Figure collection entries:
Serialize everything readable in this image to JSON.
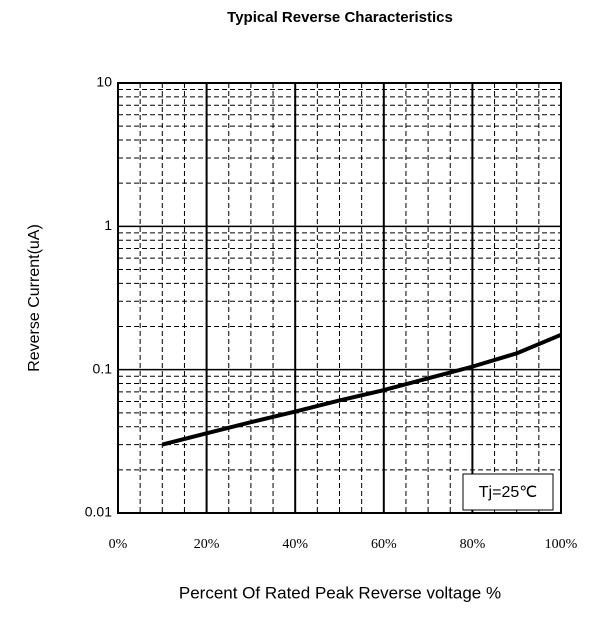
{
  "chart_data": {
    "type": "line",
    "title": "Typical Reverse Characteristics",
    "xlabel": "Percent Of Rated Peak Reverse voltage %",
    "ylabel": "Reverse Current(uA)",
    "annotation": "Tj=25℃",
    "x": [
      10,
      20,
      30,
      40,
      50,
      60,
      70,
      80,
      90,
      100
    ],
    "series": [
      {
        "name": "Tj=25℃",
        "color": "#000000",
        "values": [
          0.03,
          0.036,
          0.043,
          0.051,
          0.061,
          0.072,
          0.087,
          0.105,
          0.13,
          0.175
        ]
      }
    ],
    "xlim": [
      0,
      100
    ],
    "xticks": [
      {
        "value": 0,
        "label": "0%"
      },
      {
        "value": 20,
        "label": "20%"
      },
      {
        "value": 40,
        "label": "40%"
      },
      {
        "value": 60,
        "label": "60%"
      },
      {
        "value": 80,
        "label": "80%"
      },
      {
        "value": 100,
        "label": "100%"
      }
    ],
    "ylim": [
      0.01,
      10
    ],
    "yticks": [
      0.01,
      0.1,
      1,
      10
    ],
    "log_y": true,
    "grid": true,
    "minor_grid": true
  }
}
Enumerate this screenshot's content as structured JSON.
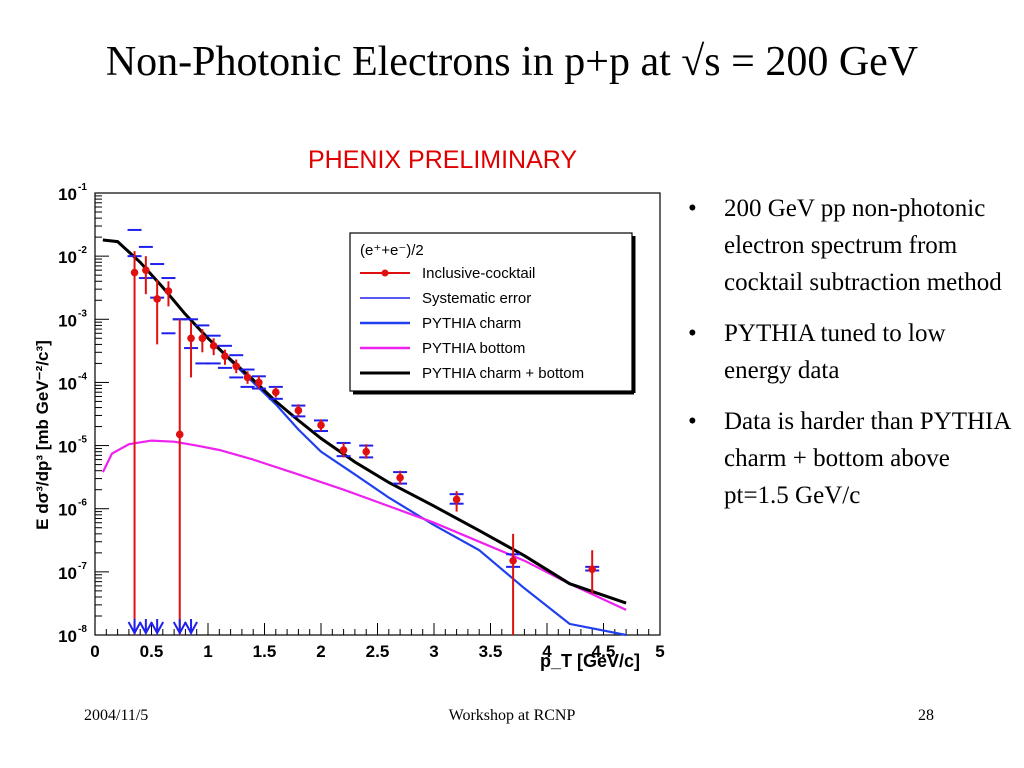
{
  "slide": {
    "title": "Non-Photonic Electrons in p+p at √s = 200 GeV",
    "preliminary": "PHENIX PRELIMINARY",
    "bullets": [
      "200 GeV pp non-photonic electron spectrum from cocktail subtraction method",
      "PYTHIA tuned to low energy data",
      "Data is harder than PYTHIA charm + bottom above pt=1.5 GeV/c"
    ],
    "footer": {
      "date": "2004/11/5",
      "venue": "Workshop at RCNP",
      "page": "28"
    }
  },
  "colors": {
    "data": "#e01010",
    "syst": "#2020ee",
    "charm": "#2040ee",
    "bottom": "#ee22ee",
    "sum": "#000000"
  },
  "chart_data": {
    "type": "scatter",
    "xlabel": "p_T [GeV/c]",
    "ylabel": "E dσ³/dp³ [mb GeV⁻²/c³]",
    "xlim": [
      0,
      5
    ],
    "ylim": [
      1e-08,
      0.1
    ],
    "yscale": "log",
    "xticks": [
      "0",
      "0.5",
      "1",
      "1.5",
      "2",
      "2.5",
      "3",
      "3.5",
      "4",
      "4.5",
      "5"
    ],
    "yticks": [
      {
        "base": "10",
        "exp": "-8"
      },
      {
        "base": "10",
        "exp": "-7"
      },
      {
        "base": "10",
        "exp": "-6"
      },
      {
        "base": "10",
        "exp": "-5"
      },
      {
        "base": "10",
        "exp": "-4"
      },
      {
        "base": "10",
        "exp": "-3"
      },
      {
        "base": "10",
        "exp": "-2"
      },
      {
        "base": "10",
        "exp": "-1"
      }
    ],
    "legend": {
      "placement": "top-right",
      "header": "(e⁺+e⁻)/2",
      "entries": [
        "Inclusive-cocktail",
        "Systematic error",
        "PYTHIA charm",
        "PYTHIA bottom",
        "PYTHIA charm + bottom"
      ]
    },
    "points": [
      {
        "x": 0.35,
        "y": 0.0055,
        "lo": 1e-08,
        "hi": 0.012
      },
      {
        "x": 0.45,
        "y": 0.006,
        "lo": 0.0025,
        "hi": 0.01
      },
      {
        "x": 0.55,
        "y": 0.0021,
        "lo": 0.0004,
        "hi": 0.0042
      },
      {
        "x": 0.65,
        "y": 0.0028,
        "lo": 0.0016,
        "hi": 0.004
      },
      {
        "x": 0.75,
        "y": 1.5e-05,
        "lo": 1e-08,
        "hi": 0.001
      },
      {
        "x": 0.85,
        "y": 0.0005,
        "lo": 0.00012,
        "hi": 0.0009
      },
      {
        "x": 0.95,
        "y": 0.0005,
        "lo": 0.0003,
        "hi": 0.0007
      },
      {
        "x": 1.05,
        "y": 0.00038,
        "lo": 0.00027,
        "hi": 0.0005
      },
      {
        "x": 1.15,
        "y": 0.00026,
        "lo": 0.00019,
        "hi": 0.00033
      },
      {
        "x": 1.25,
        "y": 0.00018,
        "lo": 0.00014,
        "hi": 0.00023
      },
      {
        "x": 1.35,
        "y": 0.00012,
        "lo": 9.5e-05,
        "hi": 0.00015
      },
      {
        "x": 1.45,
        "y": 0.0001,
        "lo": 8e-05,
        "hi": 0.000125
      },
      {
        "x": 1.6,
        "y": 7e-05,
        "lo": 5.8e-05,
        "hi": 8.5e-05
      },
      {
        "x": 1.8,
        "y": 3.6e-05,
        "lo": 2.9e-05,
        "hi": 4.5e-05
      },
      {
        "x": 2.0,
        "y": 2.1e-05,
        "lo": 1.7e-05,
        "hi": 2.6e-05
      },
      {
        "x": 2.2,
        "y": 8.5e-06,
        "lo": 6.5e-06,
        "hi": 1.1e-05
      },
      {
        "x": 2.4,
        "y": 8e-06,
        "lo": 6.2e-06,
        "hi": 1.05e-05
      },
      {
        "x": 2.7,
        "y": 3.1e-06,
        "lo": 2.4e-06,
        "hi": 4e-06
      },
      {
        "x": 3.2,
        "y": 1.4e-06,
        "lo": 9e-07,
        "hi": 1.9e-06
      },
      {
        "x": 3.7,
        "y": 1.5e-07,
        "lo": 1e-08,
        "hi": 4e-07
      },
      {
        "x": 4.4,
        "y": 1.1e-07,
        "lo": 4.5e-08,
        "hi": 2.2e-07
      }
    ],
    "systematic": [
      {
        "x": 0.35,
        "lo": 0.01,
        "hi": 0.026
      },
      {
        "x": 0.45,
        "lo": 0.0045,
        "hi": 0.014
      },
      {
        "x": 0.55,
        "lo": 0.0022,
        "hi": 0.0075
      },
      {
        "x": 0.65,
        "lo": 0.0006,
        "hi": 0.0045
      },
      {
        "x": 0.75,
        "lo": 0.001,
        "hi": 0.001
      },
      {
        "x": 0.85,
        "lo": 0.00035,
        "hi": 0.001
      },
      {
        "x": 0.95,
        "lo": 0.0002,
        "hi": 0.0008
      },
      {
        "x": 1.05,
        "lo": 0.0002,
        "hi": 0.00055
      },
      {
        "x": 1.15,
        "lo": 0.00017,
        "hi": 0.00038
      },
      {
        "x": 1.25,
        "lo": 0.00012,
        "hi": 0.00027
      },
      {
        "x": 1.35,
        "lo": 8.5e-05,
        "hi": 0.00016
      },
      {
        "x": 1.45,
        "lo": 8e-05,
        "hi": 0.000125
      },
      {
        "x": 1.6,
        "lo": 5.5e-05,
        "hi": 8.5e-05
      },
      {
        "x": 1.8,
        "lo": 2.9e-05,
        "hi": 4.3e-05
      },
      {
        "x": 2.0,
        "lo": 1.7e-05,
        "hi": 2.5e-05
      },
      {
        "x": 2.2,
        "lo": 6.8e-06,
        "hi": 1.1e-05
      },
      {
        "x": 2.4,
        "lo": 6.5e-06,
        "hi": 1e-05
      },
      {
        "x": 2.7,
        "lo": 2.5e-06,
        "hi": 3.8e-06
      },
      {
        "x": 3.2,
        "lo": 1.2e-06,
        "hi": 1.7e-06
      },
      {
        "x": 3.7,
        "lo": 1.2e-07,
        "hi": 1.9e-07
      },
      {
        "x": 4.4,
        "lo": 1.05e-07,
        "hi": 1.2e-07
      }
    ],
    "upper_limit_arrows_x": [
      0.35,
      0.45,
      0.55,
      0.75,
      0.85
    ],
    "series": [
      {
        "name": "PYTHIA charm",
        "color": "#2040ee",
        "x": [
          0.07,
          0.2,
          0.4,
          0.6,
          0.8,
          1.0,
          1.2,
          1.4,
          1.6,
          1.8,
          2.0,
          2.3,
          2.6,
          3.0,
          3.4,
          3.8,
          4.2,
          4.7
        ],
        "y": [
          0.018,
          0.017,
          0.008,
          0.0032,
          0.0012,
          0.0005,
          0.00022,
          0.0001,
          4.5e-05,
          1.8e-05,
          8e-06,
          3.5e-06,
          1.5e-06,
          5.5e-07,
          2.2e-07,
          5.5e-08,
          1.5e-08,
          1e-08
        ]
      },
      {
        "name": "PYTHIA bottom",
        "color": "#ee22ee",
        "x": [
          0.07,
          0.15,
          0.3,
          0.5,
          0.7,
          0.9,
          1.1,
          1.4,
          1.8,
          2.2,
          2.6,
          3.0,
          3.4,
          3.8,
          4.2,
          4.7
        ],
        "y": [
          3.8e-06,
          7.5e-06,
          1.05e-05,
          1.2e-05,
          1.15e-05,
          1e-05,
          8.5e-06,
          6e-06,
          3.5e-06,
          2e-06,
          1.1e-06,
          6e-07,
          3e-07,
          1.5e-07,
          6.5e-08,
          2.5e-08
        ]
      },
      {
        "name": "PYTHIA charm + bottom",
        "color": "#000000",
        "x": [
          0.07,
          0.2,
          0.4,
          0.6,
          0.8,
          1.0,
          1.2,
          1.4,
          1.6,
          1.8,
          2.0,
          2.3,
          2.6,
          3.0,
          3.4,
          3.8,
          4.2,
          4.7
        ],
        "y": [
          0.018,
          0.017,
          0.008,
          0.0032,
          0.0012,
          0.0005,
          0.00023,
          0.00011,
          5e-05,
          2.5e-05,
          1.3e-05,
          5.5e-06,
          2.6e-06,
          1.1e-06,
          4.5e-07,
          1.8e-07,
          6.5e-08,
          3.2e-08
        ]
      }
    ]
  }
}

SET EXERCISE:
How many of the lines above include the string "JSON"? Reply with the number by itself.

TASK SOLUTION:
2